EXERCISE AIM |
From the listing below, pull out all lines with "grid" in them.

Figure content listings:
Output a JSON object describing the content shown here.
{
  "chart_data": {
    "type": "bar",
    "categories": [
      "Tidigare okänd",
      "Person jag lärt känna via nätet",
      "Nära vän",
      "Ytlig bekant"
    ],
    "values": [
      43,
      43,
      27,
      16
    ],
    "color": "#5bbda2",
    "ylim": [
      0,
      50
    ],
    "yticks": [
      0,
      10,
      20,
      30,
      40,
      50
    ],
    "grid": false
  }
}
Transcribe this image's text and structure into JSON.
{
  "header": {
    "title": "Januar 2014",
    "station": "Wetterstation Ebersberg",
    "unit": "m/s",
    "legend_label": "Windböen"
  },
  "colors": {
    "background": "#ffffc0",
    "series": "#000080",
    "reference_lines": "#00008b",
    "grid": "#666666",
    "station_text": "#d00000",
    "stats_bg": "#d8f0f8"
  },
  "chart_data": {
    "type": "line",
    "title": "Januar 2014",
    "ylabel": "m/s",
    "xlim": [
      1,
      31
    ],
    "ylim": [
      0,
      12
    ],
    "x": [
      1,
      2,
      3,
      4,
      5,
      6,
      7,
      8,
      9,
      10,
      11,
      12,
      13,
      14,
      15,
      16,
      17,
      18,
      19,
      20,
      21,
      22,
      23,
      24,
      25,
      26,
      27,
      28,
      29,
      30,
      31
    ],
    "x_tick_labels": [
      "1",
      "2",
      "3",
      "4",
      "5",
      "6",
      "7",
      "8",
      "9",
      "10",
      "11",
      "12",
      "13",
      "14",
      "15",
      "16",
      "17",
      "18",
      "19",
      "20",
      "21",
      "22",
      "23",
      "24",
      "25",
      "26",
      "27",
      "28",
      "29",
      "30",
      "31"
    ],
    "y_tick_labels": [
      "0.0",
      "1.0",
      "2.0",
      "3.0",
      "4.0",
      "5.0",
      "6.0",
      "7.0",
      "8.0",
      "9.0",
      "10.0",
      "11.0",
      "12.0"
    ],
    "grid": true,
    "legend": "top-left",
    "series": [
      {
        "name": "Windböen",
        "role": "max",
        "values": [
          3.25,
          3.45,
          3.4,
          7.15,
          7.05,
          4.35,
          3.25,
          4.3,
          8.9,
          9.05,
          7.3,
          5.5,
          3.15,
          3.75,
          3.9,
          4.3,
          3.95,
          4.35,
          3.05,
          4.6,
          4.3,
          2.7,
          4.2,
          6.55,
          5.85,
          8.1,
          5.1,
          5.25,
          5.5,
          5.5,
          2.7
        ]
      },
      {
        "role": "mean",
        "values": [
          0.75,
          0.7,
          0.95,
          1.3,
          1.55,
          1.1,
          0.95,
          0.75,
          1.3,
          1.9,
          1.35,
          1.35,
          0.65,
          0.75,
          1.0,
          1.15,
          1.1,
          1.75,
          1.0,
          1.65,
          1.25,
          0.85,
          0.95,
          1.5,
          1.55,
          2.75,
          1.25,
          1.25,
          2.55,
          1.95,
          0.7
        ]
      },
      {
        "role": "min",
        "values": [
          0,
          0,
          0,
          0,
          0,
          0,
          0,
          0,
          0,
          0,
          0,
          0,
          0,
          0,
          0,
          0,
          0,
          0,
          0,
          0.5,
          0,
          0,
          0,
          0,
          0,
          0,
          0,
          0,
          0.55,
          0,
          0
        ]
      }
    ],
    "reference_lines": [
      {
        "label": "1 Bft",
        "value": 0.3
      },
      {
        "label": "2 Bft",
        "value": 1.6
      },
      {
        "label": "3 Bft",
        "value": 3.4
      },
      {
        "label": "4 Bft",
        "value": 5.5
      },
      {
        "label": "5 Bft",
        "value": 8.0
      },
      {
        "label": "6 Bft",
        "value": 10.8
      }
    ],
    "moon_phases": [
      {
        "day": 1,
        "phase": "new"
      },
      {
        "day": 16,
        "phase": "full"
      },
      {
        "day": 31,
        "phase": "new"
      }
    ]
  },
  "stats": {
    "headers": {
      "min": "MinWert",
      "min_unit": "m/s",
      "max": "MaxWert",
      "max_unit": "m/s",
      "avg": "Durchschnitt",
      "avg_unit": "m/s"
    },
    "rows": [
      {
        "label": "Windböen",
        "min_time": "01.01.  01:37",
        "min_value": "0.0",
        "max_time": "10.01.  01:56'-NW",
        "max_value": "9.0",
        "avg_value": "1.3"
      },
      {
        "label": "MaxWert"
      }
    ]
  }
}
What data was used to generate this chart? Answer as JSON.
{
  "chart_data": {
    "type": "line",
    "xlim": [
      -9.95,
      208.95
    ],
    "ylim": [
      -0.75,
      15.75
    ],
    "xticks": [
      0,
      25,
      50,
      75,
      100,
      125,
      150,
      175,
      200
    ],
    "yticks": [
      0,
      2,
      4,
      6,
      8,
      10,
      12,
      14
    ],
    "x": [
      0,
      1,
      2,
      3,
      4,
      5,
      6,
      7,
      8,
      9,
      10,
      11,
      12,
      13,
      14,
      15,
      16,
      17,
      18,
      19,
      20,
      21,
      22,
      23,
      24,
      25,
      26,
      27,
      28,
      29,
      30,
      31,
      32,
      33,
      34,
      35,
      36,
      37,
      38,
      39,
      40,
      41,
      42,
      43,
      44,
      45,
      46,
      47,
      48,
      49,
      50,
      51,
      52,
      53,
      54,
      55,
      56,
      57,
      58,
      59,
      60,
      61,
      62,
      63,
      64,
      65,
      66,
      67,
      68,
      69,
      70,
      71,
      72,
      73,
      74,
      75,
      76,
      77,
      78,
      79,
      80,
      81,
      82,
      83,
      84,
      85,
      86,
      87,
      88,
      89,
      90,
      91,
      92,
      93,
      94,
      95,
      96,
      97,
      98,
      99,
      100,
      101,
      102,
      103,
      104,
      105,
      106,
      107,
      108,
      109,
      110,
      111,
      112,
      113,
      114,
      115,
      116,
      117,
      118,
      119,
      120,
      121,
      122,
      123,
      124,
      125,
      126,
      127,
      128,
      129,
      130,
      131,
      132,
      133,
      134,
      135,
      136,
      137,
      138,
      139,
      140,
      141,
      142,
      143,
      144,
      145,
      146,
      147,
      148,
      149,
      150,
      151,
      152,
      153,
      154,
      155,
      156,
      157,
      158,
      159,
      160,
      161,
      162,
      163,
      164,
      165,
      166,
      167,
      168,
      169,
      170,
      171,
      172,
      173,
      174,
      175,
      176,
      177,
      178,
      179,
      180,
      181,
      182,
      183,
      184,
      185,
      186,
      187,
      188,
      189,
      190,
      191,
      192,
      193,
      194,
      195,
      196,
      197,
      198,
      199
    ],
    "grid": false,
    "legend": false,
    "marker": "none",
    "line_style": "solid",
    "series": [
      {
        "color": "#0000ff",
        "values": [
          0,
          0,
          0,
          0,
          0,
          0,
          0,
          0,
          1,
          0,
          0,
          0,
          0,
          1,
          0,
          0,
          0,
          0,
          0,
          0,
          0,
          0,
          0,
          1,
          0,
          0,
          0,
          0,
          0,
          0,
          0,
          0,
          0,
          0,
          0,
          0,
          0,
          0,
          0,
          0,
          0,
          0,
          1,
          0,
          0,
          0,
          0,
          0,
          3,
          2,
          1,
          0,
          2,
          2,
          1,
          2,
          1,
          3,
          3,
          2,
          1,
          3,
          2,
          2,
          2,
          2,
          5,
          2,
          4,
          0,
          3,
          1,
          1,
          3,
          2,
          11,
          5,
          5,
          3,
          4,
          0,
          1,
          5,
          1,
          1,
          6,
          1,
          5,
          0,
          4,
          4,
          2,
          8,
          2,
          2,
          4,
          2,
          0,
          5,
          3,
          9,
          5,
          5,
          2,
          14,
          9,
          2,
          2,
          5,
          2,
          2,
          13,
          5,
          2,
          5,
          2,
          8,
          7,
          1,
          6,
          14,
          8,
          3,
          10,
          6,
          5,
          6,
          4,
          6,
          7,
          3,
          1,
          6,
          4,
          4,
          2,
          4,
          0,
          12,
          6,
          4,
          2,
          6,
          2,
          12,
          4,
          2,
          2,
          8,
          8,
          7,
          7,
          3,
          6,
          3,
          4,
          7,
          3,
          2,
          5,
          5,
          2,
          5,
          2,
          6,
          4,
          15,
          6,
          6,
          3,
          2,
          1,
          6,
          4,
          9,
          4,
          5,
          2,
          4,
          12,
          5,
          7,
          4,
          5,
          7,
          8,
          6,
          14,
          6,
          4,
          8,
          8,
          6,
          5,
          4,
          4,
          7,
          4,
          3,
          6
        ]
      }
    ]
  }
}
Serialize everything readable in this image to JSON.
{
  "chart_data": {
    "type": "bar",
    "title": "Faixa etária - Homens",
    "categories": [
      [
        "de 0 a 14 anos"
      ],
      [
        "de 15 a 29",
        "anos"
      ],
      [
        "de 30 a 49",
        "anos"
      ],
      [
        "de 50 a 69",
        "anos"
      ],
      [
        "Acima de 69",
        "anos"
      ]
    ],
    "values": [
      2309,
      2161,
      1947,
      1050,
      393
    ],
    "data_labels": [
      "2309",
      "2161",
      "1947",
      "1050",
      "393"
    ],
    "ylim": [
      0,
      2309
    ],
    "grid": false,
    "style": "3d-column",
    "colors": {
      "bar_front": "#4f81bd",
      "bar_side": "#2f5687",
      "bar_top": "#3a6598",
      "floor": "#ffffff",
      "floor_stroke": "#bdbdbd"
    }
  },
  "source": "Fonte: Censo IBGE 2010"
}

REPLY TO THE EXERCISE |
    "grid": false
    "grid": "#666666",
    "grid": true,
    "grid": false,
    "grid": false,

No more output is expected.